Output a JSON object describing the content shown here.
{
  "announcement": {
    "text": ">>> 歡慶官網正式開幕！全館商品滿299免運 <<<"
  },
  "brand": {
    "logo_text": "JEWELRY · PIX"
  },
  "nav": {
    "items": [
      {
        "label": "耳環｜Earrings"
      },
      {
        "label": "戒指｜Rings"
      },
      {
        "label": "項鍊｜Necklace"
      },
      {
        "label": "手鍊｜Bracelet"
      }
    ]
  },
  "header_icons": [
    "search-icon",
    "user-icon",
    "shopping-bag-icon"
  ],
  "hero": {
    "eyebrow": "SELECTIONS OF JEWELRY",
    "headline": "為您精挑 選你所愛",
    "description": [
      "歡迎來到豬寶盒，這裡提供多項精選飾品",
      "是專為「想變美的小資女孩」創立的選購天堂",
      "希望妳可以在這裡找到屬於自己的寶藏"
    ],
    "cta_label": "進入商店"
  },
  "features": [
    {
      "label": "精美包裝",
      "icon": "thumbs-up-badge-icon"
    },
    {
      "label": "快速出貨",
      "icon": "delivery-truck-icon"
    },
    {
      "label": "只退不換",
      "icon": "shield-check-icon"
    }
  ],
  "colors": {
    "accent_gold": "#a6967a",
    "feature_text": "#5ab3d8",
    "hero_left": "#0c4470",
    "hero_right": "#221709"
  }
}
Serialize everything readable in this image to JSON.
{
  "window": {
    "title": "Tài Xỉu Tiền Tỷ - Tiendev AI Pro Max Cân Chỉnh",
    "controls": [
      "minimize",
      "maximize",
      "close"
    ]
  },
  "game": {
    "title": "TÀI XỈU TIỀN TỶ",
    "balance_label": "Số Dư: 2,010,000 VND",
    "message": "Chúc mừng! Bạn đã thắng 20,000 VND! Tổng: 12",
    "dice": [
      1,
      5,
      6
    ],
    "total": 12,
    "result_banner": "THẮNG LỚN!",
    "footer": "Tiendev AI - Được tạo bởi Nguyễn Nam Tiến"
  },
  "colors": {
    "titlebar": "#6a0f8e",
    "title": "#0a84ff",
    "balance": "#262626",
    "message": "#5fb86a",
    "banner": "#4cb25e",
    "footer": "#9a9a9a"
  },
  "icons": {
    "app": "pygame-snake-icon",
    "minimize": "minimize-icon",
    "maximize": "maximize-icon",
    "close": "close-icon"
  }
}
★ ★ ★
◆ Task directions ◆
Each line containing "JEWELRY" counts once; state the total number of such lines and nothing else.

◆ Solution for this problem ◆
2